Provided material:
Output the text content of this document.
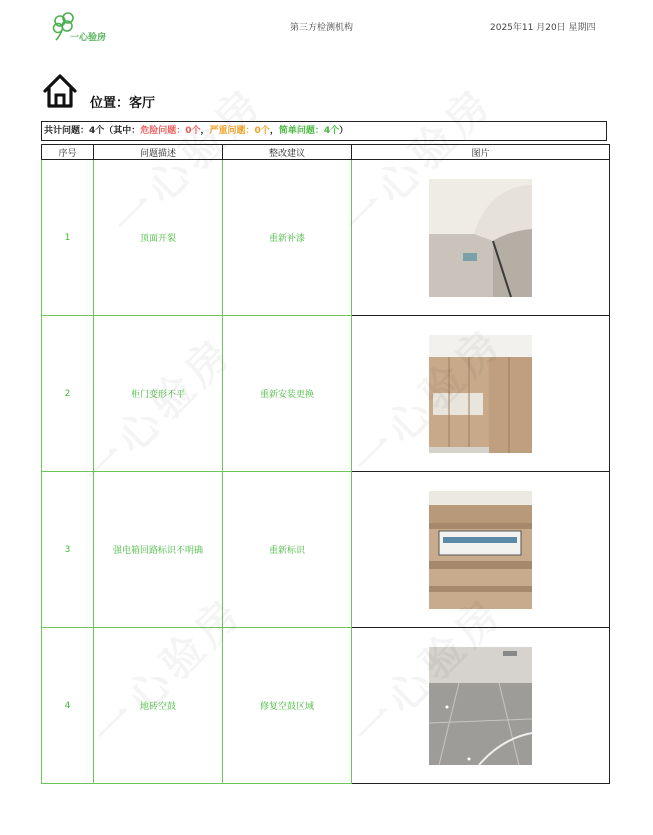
一心验房
第三方检测机构	2025年11 月20日 星期四
位置：客厅
共计问题：4个（其中：危险问题：0个，严重问题：0个，简单问题：4个）
序号	问题描述	整改建议	图片
1	顶面开裂	重新补漆	

2	柜门变形不平	重新安装更换	

3	强电箱回路标识不明确	重新标识	

4	地砖空鼓	修复空鼓区域	
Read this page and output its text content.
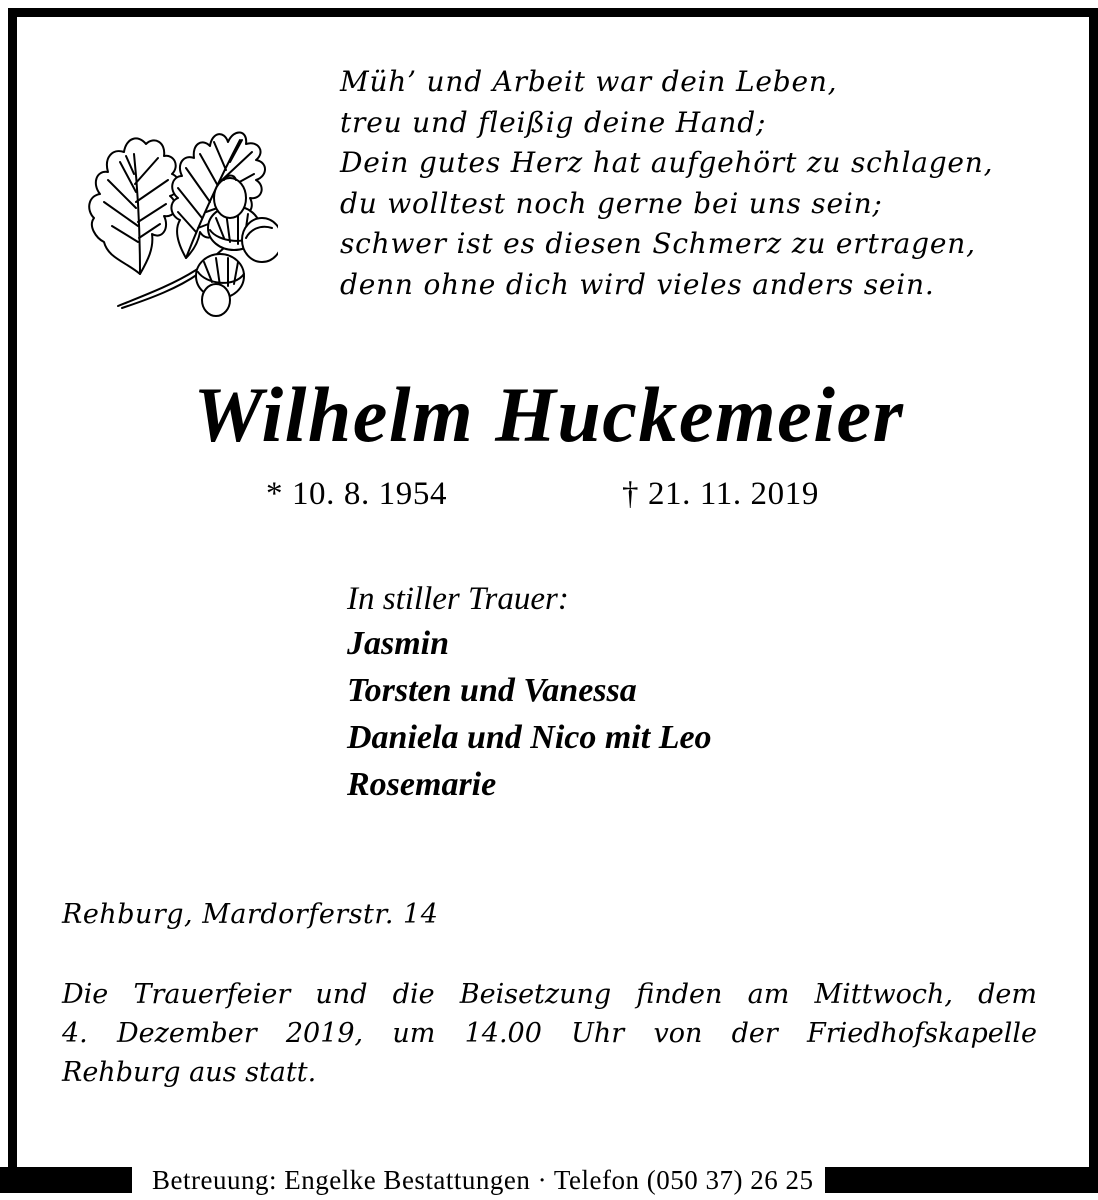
Müh’ und Arbeit war dein Leben,
treu und fleißig deine Hand;
Dein gutes Herz hat aufgehört zu schlagen,
du wolltest noch gerne bei uns sein;
schwer ist es diesen Schmerz zu ertragen,
denn ohne dich wird vieles anders sein.
Wilhelm Huckemeier
* 10. 8. 1954	† 21. 11. 2019
In stiller Trauer:
Jasmin
Torsten und Vanessa
Daniela und Nico mit Leo
Rosemarie
Rehburg, Mardorferstr. 14
Die Trauerfeier und die Beisetzung finden am Mittwoch, dem
4. Dezember 2019, um 14.00 Uhr von der Friedhofskapelle
Rehburg aus statt.
Betreuung: Engelke Bestattungen · Telefon (050 37) 26 25
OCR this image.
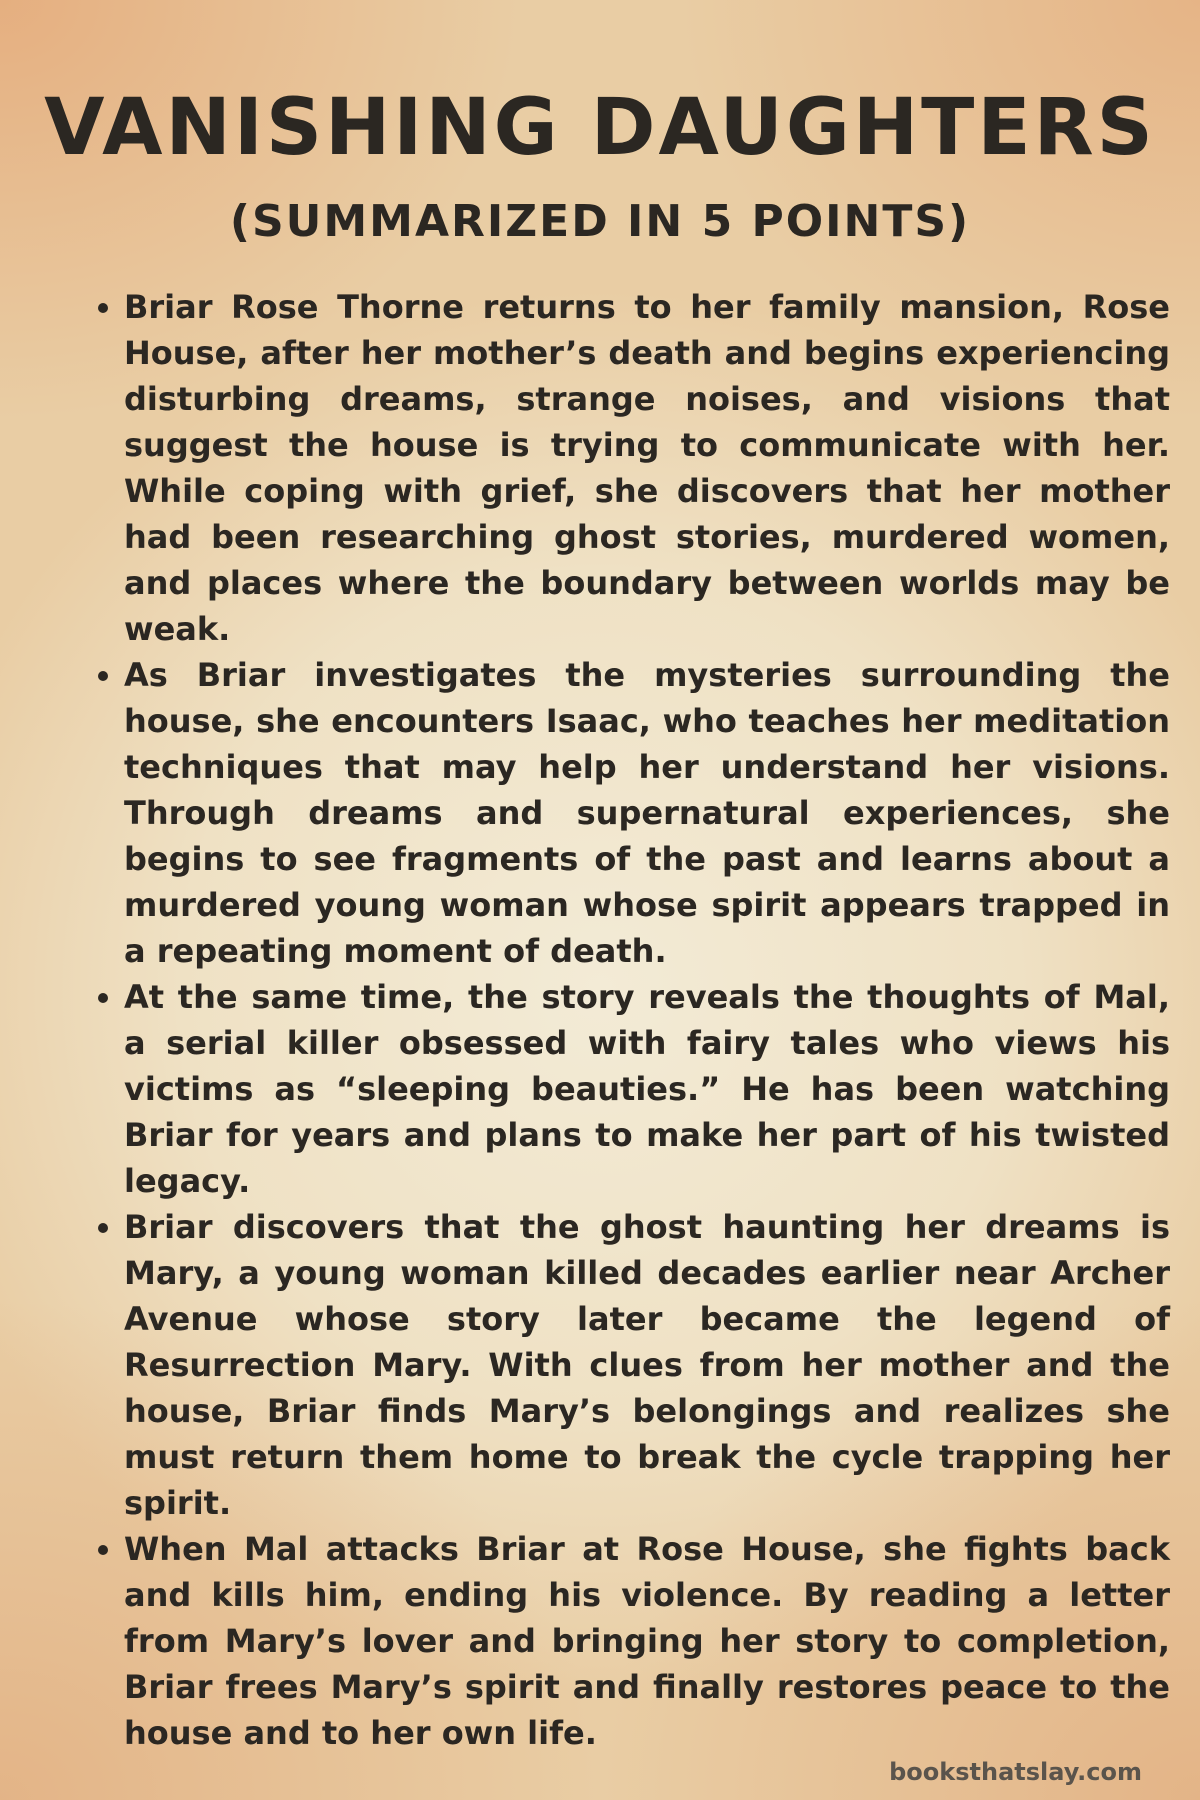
VANISHING DAUGHTERS
(SUMMARIZED IN 5 POINTS)
Briar Rose Thorne returns to her family mansion, Rose House, after her mother’s death and begins experiencing disturbing dreams, strange noises, and visions that suggest the house is trying to communicate with her. While coping with grief, she discovers that her mother had been researching ghost stories, murdered women, and places where the boundary between worlds may be weak.
As Briar investigates the mysteries surrounding the house, she encounters Isaac, who teaches her meditation techniques that may help her understand her visions. Through dreams and supernatural experiences, she begins to see fragments of the past and learns about a murdered young woman whose spirit appears trapped in a repeating moment of death.
At the same time, the story reveals the thoughts of Mal, a serial killer obsessed with fairy tales who views his victims as “sleeping beauties.” He has been watching Briar for years and plans to make her part of his twisted legacy.
Briar discovers that the ghost haunting her dreams is Mary, a young woman killed decades earlier near Archer Avenue whose story later became the legend of Resurrection Mary. With clues from her mother and the house, Briar finds Mary’s belongings and realizes she must return them home to break the cycle trapping her spirit.
When Mal attacks Briar at Rose House, she fights back and kills him, ending his violence. By reading a letter from Mary’s lover and bringing her story to completion, Briar frees Mary’s spirit and finally restores peace to the house and to her own life.
booksthatslay.com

What to do: Return each line from the material above exactly, but not the pictures.

Solution below:
Output the text content of this document.
一心验房
第三方检测机构	2025年11 月20日 星期四
位置：客厅
共计问题：4个（其中：危险问题：0个，严重问题：0个，简单问题：4个）
序号	问题描述	整改建议	图片
1	顶面开裂	重新补漆	

2	柜门变形不平	重新安装更换	

3	强电箱回路标识不明确	重新标识	

4	地砖空鼓	修复空鼓区域	
Read this page and output its text content.
Müh’ und Arbeit war dein Leben,
treu und fleißig deine Hand;
Dein gutes Herz hat aufgehört zu schlagen,
du wolltest noch gerne bei uns sein;
schwer ist es diesen Schmerz zu ertragen,
denn ohne dich wird vieles anders sein.
Wilhelm Huckemeier
* 10. 8. 1954	† 21. 11. 2019
In stiller Trauer:
Jasmin
Torsten und Vanessa
Daniela und Nico mit Leo
Rosemarie
Rehburg, Mardorferstr. 14
Die Trauerfeier und die Beisetzung finden am Mittwoch, dem
4. Dezember 2019, um 14.00 Uhr von der Friedhofskapelle
Rehburg aus statt.
Betreuung: Engelke Bestattungen · Telefon (050 37) 26 25
OCR this image.
VANISHING DAUGHTERS
(SUMMARIZED IN 5 POINTS)
Briar Rose Thorne returns to her family mansion, Rose House, after her mother’s death and begins experiencing disturbing dreams, strange noises, and visions that suggest the house is trying to communicate with her. While coping with grief, she discovers that her mother had been researching ghost stories, murdered women, and places where the boundary between worlds may be weak.
As Briar investigates the mysteries surrounding the house, she encounters Isaac, who teaches her meditation techniques that may help her understand her visions. Through dreams and supernatural experiences, she begins to see fragments of the past and learns about a murdered young woman whose spirit appears trapped in a repeating moment of death.
At the same time, the story reveals the thoughts of Mal, a serial killer obsessed with fairy tales who views his victims as “sleeping beauties.” He has been watching Briar for years and plans to make her part of his twisted legacy.
Briar discovers that the ghost haunting her dreams is Mary, a young woman killed decades earlier near Archer Avenue whose story later became the legend of Resurrection Mary. With clues from her mother and the house, Briar finds Mary’s belongings and realizes she must return them home to break the cycle trapping her spirit.
When Mal attacks Briar at Rose House, she fights back and kills him, ending his violence. By reading a letter from Mary’s lover and bringing her story to completion, Briar frees Mary’s spirit and finally restores peace to the house and to her own life.
booksthatslay.com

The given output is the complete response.